**TO DO:** Copy down every line where the string "PRISM" shows up.

**DATA ENTRIES:**
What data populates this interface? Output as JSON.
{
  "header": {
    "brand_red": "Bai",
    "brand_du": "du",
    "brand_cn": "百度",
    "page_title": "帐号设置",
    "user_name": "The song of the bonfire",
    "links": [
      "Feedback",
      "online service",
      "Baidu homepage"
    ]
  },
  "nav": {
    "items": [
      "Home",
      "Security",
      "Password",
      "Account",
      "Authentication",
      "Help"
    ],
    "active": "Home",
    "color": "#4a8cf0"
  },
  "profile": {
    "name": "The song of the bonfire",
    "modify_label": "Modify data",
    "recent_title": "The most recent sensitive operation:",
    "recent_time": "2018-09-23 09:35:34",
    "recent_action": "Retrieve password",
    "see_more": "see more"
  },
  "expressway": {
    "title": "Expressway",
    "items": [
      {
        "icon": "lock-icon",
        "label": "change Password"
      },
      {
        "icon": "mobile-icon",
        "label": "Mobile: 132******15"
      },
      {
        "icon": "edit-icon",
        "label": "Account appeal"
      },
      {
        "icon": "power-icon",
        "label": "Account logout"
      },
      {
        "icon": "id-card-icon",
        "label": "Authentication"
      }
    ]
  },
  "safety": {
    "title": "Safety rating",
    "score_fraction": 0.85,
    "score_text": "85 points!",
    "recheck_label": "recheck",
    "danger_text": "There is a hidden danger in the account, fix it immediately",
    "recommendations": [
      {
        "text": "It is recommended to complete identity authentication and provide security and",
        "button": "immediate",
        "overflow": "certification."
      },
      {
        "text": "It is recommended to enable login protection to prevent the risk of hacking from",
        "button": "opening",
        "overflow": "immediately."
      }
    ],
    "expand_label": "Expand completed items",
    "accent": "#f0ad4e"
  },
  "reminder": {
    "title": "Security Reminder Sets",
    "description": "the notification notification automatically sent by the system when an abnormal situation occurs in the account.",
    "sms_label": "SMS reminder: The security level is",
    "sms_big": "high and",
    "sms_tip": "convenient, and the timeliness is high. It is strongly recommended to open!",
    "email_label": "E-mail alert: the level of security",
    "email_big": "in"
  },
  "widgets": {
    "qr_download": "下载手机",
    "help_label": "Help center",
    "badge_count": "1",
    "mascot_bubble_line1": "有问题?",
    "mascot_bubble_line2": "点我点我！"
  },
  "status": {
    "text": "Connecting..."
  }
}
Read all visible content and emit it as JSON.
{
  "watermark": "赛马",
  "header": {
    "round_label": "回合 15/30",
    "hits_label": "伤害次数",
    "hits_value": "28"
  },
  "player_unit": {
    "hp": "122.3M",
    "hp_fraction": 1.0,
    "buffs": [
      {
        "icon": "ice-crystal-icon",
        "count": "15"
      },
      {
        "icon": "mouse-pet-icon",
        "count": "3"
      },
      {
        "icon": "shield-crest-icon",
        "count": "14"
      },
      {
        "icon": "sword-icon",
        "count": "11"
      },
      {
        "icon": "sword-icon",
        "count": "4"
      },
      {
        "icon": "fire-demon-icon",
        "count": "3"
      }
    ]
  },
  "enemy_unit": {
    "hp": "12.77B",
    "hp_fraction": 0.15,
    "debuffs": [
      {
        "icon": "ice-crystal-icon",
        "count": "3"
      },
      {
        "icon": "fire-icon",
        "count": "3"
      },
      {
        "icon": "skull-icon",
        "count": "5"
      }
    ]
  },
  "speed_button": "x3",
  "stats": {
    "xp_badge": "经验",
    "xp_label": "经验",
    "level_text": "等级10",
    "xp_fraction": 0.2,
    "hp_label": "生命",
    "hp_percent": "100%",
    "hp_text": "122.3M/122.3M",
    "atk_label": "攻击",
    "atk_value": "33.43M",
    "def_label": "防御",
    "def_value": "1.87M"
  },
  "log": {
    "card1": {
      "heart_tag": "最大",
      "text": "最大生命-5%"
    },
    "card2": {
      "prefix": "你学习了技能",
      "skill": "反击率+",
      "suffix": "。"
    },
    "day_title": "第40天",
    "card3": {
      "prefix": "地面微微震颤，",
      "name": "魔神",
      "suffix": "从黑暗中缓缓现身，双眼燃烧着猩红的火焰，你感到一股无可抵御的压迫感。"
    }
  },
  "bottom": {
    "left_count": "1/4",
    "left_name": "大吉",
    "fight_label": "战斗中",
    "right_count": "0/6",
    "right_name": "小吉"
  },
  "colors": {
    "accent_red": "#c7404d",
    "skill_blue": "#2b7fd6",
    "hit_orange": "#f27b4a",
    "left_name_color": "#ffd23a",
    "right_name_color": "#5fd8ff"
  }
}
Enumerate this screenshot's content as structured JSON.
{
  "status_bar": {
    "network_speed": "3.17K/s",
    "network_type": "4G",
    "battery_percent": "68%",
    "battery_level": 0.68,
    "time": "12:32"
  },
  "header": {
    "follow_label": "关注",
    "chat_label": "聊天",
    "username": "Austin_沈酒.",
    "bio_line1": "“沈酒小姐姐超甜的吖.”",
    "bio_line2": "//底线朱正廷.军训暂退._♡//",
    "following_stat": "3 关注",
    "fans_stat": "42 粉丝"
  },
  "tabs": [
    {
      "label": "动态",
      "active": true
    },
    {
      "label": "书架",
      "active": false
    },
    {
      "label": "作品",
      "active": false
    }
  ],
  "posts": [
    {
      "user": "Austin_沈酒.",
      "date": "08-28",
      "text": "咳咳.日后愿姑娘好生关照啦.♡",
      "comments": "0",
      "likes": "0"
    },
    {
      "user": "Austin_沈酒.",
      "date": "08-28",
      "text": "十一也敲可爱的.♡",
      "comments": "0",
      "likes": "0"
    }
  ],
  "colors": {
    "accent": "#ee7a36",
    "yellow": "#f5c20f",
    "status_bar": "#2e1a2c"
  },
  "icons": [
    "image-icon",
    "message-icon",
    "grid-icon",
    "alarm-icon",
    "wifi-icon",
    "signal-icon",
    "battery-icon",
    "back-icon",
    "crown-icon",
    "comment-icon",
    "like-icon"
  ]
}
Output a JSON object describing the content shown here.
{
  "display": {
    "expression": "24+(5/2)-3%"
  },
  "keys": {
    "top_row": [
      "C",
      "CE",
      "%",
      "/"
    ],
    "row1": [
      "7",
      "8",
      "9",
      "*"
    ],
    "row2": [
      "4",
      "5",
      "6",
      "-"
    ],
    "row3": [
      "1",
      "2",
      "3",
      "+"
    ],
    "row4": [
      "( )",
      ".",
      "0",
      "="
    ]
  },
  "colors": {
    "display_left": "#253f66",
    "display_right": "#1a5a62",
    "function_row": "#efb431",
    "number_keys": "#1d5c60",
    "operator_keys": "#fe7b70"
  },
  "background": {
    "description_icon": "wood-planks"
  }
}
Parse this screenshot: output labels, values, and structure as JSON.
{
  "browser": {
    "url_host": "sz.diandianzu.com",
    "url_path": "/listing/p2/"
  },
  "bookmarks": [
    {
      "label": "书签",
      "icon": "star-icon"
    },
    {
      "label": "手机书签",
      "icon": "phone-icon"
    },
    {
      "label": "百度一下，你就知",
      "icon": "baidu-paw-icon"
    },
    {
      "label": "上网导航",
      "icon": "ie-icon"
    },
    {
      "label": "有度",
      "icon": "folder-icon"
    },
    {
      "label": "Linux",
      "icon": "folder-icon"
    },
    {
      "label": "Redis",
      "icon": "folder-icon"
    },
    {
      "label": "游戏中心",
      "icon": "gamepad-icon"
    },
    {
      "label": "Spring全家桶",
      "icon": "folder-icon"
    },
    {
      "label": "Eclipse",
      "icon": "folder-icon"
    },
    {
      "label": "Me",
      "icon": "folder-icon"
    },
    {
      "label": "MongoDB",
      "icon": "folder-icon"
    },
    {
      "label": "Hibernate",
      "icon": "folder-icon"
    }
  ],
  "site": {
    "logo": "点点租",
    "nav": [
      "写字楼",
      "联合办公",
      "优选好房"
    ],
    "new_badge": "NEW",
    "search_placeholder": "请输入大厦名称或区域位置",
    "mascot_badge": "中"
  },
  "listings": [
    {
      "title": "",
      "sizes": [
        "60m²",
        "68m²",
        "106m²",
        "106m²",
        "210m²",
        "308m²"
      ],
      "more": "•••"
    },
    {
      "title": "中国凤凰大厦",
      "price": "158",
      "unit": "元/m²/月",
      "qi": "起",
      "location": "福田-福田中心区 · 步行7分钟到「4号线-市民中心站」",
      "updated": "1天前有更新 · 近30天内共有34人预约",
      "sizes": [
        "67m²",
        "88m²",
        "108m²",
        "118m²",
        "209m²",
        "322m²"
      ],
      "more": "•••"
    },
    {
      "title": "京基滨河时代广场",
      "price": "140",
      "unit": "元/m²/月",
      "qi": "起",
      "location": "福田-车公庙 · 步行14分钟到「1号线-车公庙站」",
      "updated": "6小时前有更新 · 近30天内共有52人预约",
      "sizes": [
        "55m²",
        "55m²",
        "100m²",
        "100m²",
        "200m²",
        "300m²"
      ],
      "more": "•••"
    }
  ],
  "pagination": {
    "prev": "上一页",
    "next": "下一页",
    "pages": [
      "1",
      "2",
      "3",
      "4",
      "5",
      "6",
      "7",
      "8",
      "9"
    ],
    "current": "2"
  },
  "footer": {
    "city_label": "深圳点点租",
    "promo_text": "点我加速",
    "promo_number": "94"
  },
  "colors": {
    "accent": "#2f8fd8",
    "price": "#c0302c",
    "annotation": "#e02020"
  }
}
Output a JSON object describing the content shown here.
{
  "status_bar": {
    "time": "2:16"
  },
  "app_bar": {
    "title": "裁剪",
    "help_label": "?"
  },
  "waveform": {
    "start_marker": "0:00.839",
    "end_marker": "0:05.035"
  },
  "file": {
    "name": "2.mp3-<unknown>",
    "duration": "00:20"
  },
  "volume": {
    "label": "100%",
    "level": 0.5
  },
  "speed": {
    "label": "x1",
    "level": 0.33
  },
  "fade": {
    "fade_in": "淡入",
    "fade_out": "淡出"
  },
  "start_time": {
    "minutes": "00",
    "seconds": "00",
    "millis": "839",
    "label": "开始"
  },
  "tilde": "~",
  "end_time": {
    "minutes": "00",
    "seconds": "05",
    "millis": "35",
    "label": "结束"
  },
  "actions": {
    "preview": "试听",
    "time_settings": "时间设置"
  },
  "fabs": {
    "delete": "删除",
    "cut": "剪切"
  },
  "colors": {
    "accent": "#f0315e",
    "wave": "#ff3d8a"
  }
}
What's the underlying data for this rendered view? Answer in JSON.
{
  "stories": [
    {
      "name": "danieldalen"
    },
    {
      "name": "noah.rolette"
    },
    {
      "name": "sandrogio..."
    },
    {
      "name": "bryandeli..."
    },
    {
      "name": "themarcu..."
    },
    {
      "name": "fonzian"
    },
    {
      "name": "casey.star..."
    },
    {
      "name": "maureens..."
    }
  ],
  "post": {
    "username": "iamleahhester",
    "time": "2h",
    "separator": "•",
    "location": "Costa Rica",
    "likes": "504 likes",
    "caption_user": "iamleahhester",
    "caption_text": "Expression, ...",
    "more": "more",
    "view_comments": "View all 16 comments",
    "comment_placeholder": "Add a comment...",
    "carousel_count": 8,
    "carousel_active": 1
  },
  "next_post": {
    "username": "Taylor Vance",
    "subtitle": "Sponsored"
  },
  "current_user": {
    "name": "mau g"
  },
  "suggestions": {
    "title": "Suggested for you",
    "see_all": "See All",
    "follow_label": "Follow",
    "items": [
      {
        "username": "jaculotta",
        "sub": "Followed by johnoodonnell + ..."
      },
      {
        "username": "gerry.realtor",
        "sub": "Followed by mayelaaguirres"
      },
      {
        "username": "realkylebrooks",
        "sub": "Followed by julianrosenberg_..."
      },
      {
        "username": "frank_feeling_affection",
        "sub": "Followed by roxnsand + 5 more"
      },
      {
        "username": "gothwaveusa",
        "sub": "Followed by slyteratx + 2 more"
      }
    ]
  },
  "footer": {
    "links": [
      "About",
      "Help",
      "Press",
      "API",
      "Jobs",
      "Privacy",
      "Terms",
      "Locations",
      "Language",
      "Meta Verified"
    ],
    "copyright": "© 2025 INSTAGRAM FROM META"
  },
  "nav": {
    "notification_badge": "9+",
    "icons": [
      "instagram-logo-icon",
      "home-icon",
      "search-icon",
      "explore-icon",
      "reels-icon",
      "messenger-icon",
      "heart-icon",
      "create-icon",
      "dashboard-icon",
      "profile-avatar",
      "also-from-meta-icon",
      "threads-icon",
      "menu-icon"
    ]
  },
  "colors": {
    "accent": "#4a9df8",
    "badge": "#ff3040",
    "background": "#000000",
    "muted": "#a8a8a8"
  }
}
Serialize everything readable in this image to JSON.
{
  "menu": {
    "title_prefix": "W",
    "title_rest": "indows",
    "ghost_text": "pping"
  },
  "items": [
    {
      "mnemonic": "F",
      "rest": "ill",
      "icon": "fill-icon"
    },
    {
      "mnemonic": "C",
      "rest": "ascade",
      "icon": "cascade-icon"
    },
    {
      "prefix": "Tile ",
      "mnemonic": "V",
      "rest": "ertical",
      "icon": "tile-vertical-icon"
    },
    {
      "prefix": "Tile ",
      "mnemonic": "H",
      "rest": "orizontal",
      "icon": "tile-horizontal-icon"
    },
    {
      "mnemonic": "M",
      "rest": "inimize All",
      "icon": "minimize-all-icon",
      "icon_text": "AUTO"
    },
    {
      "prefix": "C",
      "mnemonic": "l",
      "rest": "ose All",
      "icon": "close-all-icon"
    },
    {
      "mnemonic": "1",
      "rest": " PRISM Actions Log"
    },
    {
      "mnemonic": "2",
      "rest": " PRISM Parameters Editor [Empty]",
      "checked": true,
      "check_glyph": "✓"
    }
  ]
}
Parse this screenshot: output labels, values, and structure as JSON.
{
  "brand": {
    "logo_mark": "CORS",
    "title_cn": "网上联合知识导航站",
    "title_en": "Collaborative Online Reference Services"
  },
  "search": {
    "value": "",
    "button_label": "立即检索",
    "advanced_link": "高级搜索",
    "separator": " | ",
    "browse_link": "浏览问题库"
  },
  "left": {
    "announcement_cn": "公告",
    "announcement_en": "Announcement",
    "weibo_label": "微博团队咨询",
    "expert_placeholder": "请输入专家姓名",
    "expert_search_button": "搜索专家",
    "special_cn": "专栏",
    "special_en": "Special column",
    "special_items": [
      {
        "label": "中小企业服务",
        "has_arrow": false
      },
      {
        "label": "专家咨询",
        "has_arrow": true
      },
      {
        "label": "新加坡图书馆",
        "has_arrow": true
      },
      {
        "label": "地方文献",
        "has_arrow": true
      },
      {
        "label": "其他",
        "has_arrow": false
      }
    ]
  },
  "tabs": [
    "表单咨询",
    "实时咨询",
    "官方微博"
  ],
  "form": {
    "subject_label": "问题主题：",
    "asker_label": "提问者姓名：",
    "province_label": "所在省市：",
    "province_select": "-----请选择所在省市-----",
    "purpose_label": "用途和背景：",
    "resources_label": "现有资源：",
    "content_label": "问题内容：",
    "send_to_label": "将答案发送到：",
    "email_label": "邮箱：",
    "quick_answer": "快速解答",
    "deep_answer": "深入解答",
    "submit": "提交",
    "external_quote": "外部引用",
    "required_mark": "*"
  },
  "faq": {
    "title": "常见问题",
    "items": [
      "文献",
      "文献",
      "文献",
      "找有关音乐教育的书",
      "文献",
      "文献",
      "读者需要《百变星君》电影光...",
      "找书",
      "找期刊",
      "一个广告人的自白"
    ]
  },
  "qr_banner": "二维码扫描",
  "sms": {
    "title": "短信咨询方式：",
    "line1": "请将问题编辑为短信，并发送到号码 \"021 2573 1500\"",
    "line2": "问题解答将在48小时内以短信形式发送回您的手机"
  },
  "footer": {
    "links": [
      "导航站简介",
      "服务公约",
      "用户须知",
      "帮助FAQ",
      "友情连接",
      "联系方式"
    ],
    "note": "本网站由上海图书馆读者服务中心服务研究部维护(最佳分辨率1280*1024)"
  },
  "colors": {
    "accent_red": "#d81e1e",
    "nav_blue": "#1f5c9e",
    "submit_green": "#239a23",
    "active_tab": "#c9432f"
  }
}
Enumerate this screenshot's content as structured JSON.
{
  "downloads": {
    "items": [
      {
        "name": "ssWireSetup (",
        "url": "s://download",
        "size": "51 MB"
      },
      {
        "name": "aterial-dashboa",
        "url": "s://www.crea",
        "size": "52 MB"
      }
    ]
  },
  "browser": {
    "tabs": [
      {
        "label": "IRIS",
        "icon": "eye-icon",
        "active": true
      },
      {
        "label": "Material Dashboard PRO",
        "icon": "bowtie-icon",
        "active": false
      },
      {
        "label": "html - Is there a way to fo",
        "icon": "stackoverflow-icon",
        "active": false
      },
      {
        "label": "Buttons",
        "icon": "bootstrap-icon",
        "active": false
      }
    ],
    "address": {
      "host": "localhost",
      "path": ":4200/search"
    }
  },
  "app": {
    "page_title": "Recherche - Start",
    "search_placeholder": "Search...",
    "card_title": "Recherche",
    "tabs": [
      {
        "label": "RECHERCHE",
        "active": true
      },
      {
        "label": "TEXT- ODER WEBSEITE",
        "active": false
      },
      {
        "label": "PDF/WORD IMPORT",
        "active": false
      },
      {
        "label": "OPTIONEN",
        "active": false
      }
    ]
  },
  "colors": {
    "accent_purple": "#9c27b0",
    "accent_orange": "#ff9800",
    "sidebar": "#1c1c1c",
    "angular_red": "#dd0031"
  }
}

**EXERCISE ANSWER:**
      "rest": " PRISM Actions Log"
      "rest": " PRISM Parameters Editor [Empty]",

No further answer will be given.